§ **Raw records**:
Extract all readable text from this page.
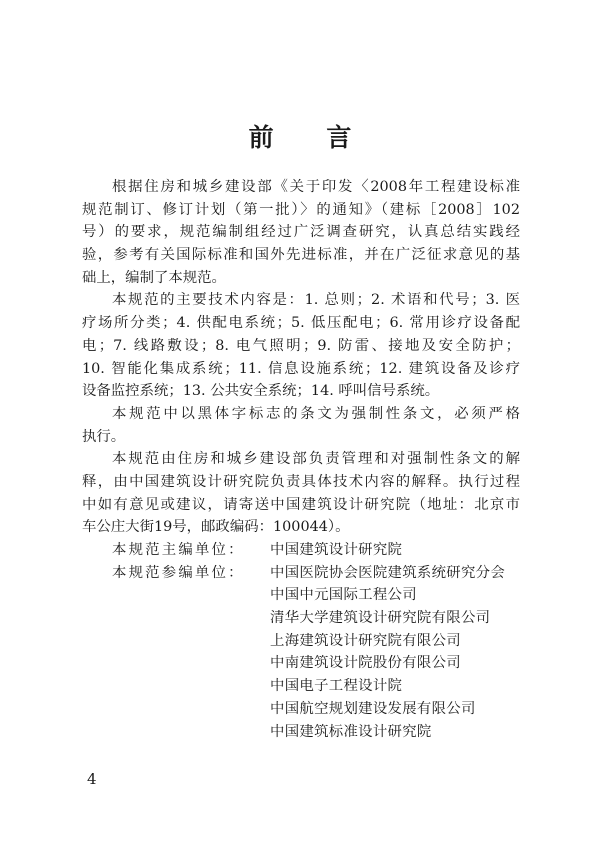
前 言
根据住房和城乡建设部《关于印发〈2008年工程建设标准
规范制订、修订计划（第一批）〉的通知》（建标［2008］102
号）的要求，规范编制组经过广泛调查研究，认真总结实践经
验，参考有关国际标准和国外先进标准，并在广泛征求意见的基
础上，编制了本规范。
本规范的主要技术内容是：1. 总则；2. 术语和代号；3. 医
疗场所分类；4. 供配电系统；5. 低压配电；6. 常用诊疗设备配
电；7. 线路敷设；8. 电气照明；9. 防雷、接地及安全防护；
10. 智能化集成系统；11. 信息设施系统；12. 建筑设备及诊疗
设备监控系统；13. 公共安全系统；14. 呼叫信号系统。
本规范中以黑体字标志的条文为强制性条文，必须严格
执行。
本规范由住房和城乡建设部负责管理和对强制性条文的解
释，由中国建筑设计研究院负责具体技术内容的解释。执行过程
中如有意见或建议，请寄送中国建筑设计研究院（地址：北京市
车公庄大街19号，邮政编码：100044）。
本规范主编单位：	中国建筑设计研究院
本规范参编单位：	中国医院协会医院建筑系统研究分会
中国中元国际工程公司
清华大学建筑设计研究院有限公司
上海建筑设计研究院有限公司
中南建筑设计院股份有限公司
中国电子工程设计院
中国航空规划建设发展有限公司
中国建筑标准设计研究院
4
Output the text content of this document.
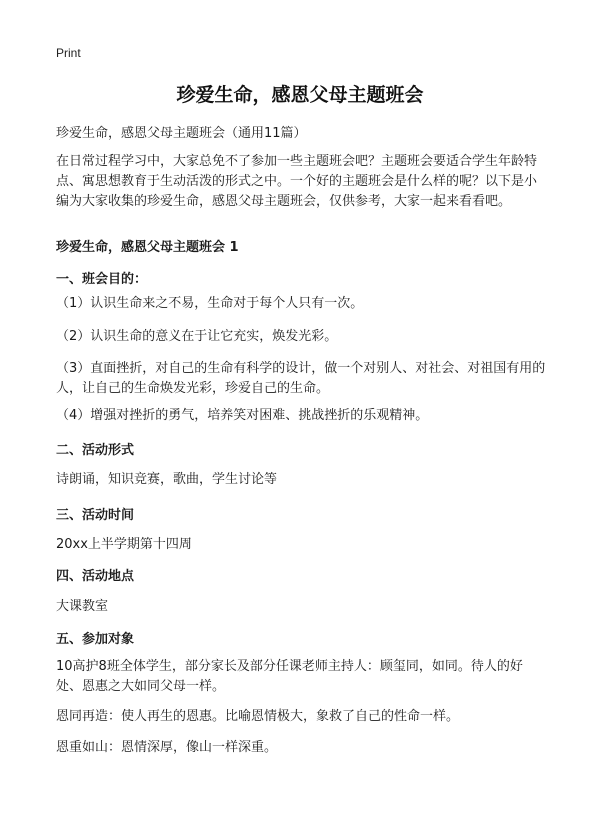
Print
珍爱生命，感恩父母主题班会
珍爱生命，感恩父母主题班会（通用11篇）
在日常过程学习中，大家总免不了参加一些主题班会吧？主题班会要适合学生年龄特点、寓思想教育于生动活泼的形式之中。一个好的主题班会是什么样的呢？以下是小编为大家收集的珍爱生命，感恩父母主题班会，仅供参考，大家一起来看看吧。
珍爱生命，感恩父母主题班会 1
一、班会目的：
（1）认识生命来之不易，生命对于每个人只有一次。
（2）认识生命的意义在于让它充实，焕发光彩。
（3）直面挫折，对自己的生命有科学的设计，做一个对别人、对社会、对祖国有用的人，让自己的生命焕发光彩，珍爱自己的生命。
（4）增强对挫折的勇气，培养笑对困难、挑战挫折的乐观精神。
二、活动形式
诗朗诵，知识竞赛，歌曲，学生讨论等
三、活动时间
20xx上半学期第十四周
四、活动地点
大课教室
五、参加对象
10高护8班全体学生，部分家长及部分任课老师主持人：顾玺同，如同。待人的好处、恩惠之大如同父母一样。
恩同再造：使人再生的恩惠。比喻恩情极大，象救了自己的性命一样。
恩重如山：恩情深厚，像山一样深重。
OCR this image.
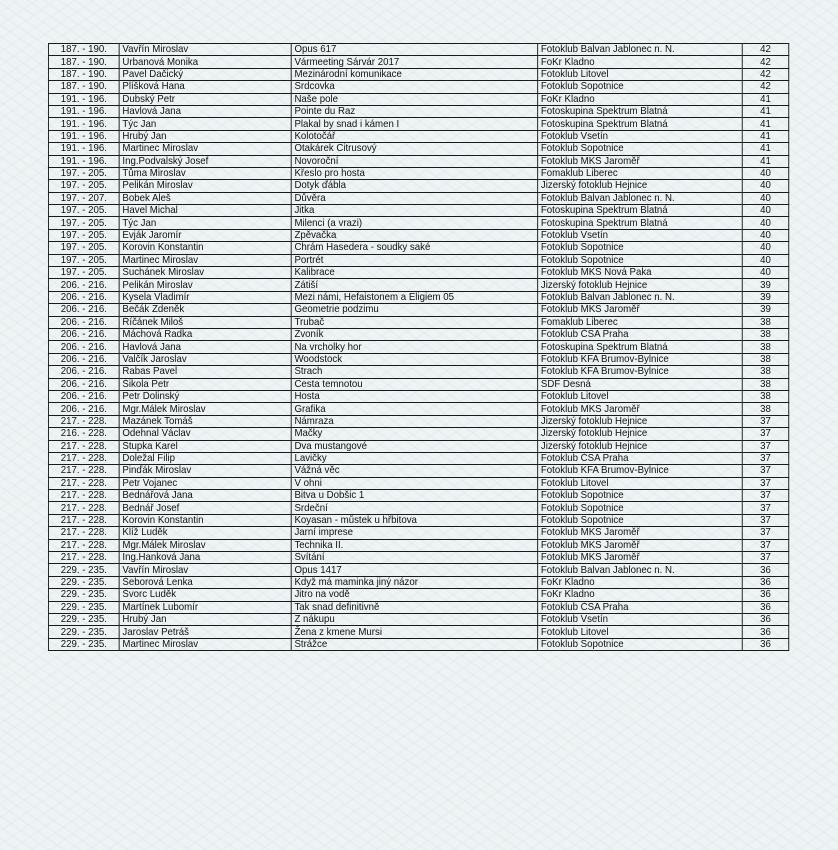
187. - 190.	Vavřín Miroslav	Opus 617	Fotoklub Balvan Jablonec n. N.	42
187. - 190.	Urbanová Monika	Vármeeting Sárvár 2017	FoKr Kladno	42
187. - 190.	Pavel Dačický	Mezinárodní komunikace	Fotoklub Litovel	42
187. - 190.	Plíšková Hana	Srdcovka	Fotoklub Sopotnice	42
191. - 196.	Dubský Petr	Naše pole	FoKr Kladno	41
191. - 196.	Havlová Jana	Pointe du Raz	Fotoskupina Spektrum Blatná	41
191. - 196.	Týc Jan	Plakal by snad i kámen I	Fotoskupina Spektrum Blatná	41
191. - 196.	Hrubý Jan	Kolotočář	Fotoklub Vsetín	41
191. - 196.	Martinec Miroslav	Otakárek Citrusový	Fotoklub Sopotnice	41
191. - 196.	Ing.Podvalský Josef	Novoroční	Fotoklub MKS Jaroměř	41
197. - 205.	Tůma Miroslav	Křeslo pro hosta	Fomaklub Liberec	40
197. - 205.	Pelikán Miroslav	Dotyk ďábla	Jizerský fotoklub Hejnice	40
197. - 207.	Bobek Aleš	Důvěra	Fotoklub Balvan Jablonec n. N.	40
197. - 205.	Havel Michal	Jitka	Fotoskupina Spektrum Blatná	40
197. - 205.	Týc Jan	Milenci (a vrazi)	Fotoskupina Spektrum Blatná	40
197. - 205.	Evják Jaromír	Zpěvačka	Fotoklub Vsetín	40
197. - 205.	Korovin Konstantin	Chrám Hasedera - soudky saké	Fotoklub Sopotnice	40
197. - 205.	Martinec Miroslav	Portrét	Fotoklub Sopotnice	40
197. - 205.	Suchánek Miroslav	Kalibrace	Fotoklub MKS Nová Paka	40
206. - 216.	Pelikán Miroslav	Zátiší	Jizerský fotoklub Hejnice	39
206. - 216.	Kysela Vladimír	Mezi námi, Hefaistonem a Eligiem 05	Fotoklub Balvan Jablonec n. N.	39
206. - 216.	Bečák Zdeněk	Geometrie podzimu	Fotoklub MKS Jaroměř	39
206. - 216.	Říčánek Miloš	Trubač	Fomaklub Liberec	38
206. - 216.	Máchová Radka	Zvoník	Fotoklub ČSA Praha	38
206. - 216.	Havlová Jana	Na vrcholky hor	Fotoskupina Spektrum Blatná	38
206. - 216.	Valčík Jaroslav	Woodstock	Fotoklub KFA Brumov-Bylnice	38
206. - 216.	Rabas Pavel	Strach	Fotoklub KFA Brumov-Bylnice	38
206. - 216.	Šikola Petr	Cesta temnotou	SDF Desná	38
206. - 216.	Petr Dolinský	Hosta	Fotoklub Litovel	38
206. - 216.	Mgr.Málek Miroslav	Grafika	Fotoklub MKS Jaroměř	38
217. - 228.	Mazánek Tomáš	Námraza	Jizerský fotoklub Hejnice	37
216. - 228.	Odehnal Václav	Mačky	Jizerský fotoklub Hejnice	37
217. - 228.	Stupka Karel	Dva mustangové	Jizerský fotoklub Hejnice	37
217. - 228.	Doležal Filip	Lavičky	Fotoklub ČSA Praha	37
217. - 228.	Pinďák Miroslav	Vážná věc	Fotoklub KFA Brumov-Bylnice	37
217. - 228.	Petr Vojanec	V ohni	Fotoklub Litovel	37
217. - 228.	Bednářová Jana	Bitva u Dobšic 1	Fotoklub Sopotnice	37
217. - 228.	Bednář Josef	Srdeční	Fotoklub Sopotnice	37
217. - 228.	Korovin Konstantin	Koyasan - můstek u hřbitova	Fotoklub Sopotnice	37
217. - 228.	Klíž Luděk	Jarní imprese	Fotoklub MKS Jaroměř	37
217. - 228.	Mgr.Málek Miroslav	Technika II.	Fotoklub MKS Jaroměř	37
217. - 228.	Ing.Hanková Jana	Svítání	Fotoklub MKS Jaroměř	37
229. - 235.	Vavřín Miroslav	Opus 1417	Fotoklub Balvan Jablonec n. N.	36
229. - 235.	Šeborová Lenka	Když má maminka jiný názor	FoKr Kladno	36
229. - 235.	Švorc Luděk	Jitro na vodě	FoKr Kladno	36
229. - 235.	Martínek Lubomír	Tak snad definitivně	Fotoklub ČSA Praha	36
229. - 235.	Hrubý Jan	Z nákupu	Fotoklub Vsetín	36
229. - 235.	Jaroslav Petráš	Žena z kmene Mursi	Fotoklub Litovel	36
229. - 235.	Martinec Miroslav	Strážce	Fotoklub Sopotnice	36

§ **Written task**: Pictures are excluded; repeat every record exactly.

§ **Answer to this task**:
Extract all readable text from this page.
前 言
根据住房和城乡建设部《关于印发〈2008年工程建设标准
规范制订、修订计划（第一批）〉的通知》（建标［2008］102
号）的要求，规范编制组经过广泛调查研究，认真总结实践经
验，参考有关国际标准和国外先进标准，并在广泛征求意见的基
础上，编制了本规范。
本规范的主要技术内容是：1. 总则；2. 术语和代号；3. 医
疗场所分类；4. 供配电系统；5. 低压配电；6. 常用诊疗设备配
电；7. 线路敷设；8. 电气照明；9. 防雷、接地及安全防护；
10. 智能化集成系统；11. 信息设施系统；12. 建筑设备及诊疗
设备监控系统；13. 公共安全系统；14. 呼叫信号系统。
本规范中以黑体字标志的条文为强制性条文，必须严格
执行。
本规范由住房和城乡建设部负责管理和对强制性条文的解
释，由中国建筑设计研究院负责具体技术内容的解释。执行过程
中如有意见或建议，请寄送中国建筑设计研究院（地址：北京市
车公庄大街19号，邮政编码：100044）。
本规范主编单位：	中国建筑设计研究院
本规范参编单位：	中国医院协会医院建筑系统研究分会
中国中元国际工程公司
清华大学建筑设计研究院有限公司
上海建筑设计研究院有限公司
中南建筑设计院股份有限公司
中国电子工程设计院
中国航空规划建设发展有限公司
中国建筑标准设计研究院
4
Output the text content of this document.
Print
珍爱生命，感恩父母主题班会
珍爱生命，感恩父母主题班会（通用11篇）
在日常过程学习中，大家总免不了参加一些主题班会吧？主题班会要适合学生年龄特点、寓思想教育于生动活泼的形式之中。一个好的主题班会是什么样的呢？以下是小编为大家收集的珍爱生命，感恩父母主题班会，仅供参考，大家一起来看看吧。
珍爱生命，感恩父母主题班会 1
一、班会目的：
（1）认识生命来之不易，生命对于每个人只有一次。
（2）认识生命的意义在于让它充实，焕发光彩。
（3）直面挫折，对自己的生命有科学的设计，做一个对别人、对社会、对祖国有用的人，让自己的生命焕发光彩，珍爱自己的生命。
（4）增强对挫折的勇气，培养笑对困难、挑战挫折的乐观精神。
二、活动形式
诗朗诵，知识竞赛，歌曲，学生讨论等
三、活动时间
20xx上半学期第十四周
四、活动地点
大课教室
五、参加对象
10高护8班全体学生，部分家长及部分任课老师主持人：顾玺同，如同。待人的好处、恩惠之大如同父母一样。
恩同再造：使人再生的恩惠。比喻恩情极大，象救了自己的性命一样。
恩重如山：恩情深厚，像山一样深重。
OCR this image.
187. - 190.	Vavřín Miroslav	Opus 617	Fotoklub Balvan Jablonec n. N.	42
187. - 190.	Urbanová Monika	Vármeeting Sárvár 2017	FoKr Kladno	42
187. - 190.	Pavel Dačický	Mezinárodní komunikace	Fotoklub Litovel	42
187. - 190.	Plíšková Hana	Srdcovka	Fotoklub Sopotnice	42
191. - 196.	Dubský Petr	Naše pole	FoKr Kladno	41
191. - 196.	Havlová Jana	Pointe du Raz	Fotoskupina Spektrum Blatná	41
191. - 196.	Týc Jan	Plakal by snad i kámen I	Fotoskupina Spektrum Blatná	41
191. - 196.	Hrubý Jan	Kolotočář	Fotoklub Vsetín	41
191. - 196.	Martinec Miroslav	Otakárek Citrusový	Fotoklub Sopotnice	41
191. - 196.	Ing.Podvalský Josef	Novoroční	Fotoklub MKS Jaroměř	41
197. - 205.	Tůma Miroslav	Křeslo pro hosta	Fomaklub Liberec	40
197. - 205.	Pelikán Miroslav	Dotyk ďábla	Jizerský fotoklub Hejnice	40
197. - 207.	Bobek Aleš	Důvěra	Fotoklub Balvan Jablonec n. N.	40
197. - 205.	Havel Michal	Jitka	Fotoskupina Spektrum Blatná	40
197. - 205.	Týc Jan	Milenci (a vrazi)	Fotoskupina Spektrum Blatná	40
197. - 205.	Evják Jaromír	Zpěvačka	Fotoklub Vsetín	40
197. - 205.	Korovin Konstantin	Chrám Hasedera - soudky saké	Fotoklub Sopotnice	40
197. - 205.	Martinec Miroslav	Portrét	Fotoklub Sopotnice	40
197. - 205.	Suchánek Miroslav	Kalibrace	Fotoklub MKS Nová Paka	40
206. - 216.	Pelikán Miroslav	Zátiší	Jizerský fotoklub Hejnice	39
206. - 216.	Kysela Vladimír	Mezi námi, Hefaistonem a Eligiem 05	Fotoklub Balvan Jablonec n. N.	39
206. - 216.	Bečák Zdeněk	Geometrie podzimu	Fotoklub MKS Jaroměř	39
206. - 216.	Říčánek Miloš	Trubač	Fomaklub Liberec	38
206. - 216.	Máchová Radka	Zvoník	Fotoklub ČSA Praha	38
206. - 216.	Havlová Jana	Na vrcholky hor	Fotoskupina Spektrum Blatná	38
206. - 216.	Valčík Jaroslav	Woodstock	Fotoklub KFA Brumov-Bylnice	38
206. - 216.	Rabas Pavel	Strach	Fotoklub KFA Brumov-Bylnice	38
206. - 216.	Šikola Petr	Cesta temnotou	SDF Desná	38
206. - 216.	Petr Dolinský	Hosta	Fotoklub Litovel	38
206. - 216.	Mgr.Málek Miroslav	Grafika	Fotoklub MKS Jaroměř	38
217. - 228.	Mazánek Tomáš	Námraza	Jizerský fotoklub Hejnice	37
216. - 228.	Odehnal Václav	Mačky	Jizerský fotoklub Hejnice	37
217. - 228.	Stupka Karel	Dva mustangové	Jizerský fotoklub Hejnice	37
217. - 228.	Doležal Filip	Lavičky	Fotoklub ČSA Praha	37
217. - 228.	Pinďák Miroslav	Vážná věc	Fotoklub KFA Brumov-Bylnice	37
217. - 228.	Petr Vojanec	V ohni	Fotoklub Litovel	37
217. - 228.	Bednářová Jana	Bitva u Dobšic 1	Fotoklub Sopotnice	37
217. - 228.	Bednář Josef	Srdeční	Fotoklub Sopotnice	37
217. - 228.	Korovin Konstantin	Koyasan - můstek u hřbitova	Fotoklub Sopotnice	37
217. - 228.	Klíž Luděk	Jarní imprese	Fotoklub MKS Jaroměř	37
217. - 228.	Mgr.Málek Miroslav	Technika II.	Fotoklub MKS Jaroměř	37
217. - 228.	Ing.Hanková Jana	Svítání	Fotoklub MKS Jaroměř	37
229. - 235.	Vavřín Miroslav	Opus 1417	Fotoklub Balvan Jablonec n. N.	36
229. - 235.	Šeborová Lenka	Když má maminka jiný názor	FoKr Kladno	36
229. - 235.	Švorc Luděk	Jitro na vodě	FoKr Kladno	36
229. - 235.	Martínek Lubomír	Tak snad definitivně	Fotoklub ČSA Praha	36
229. - 235.	Hrubý Jan	Z nákupu	Fotoklub Vsetín	36
229. - 235.	Jaroslav Petráš	Žena z kmene Mursi	Fotoklub Litovel	36
229. - 235.	Martinec Miroslav	Strážce	Fotoklub Sopotnice	36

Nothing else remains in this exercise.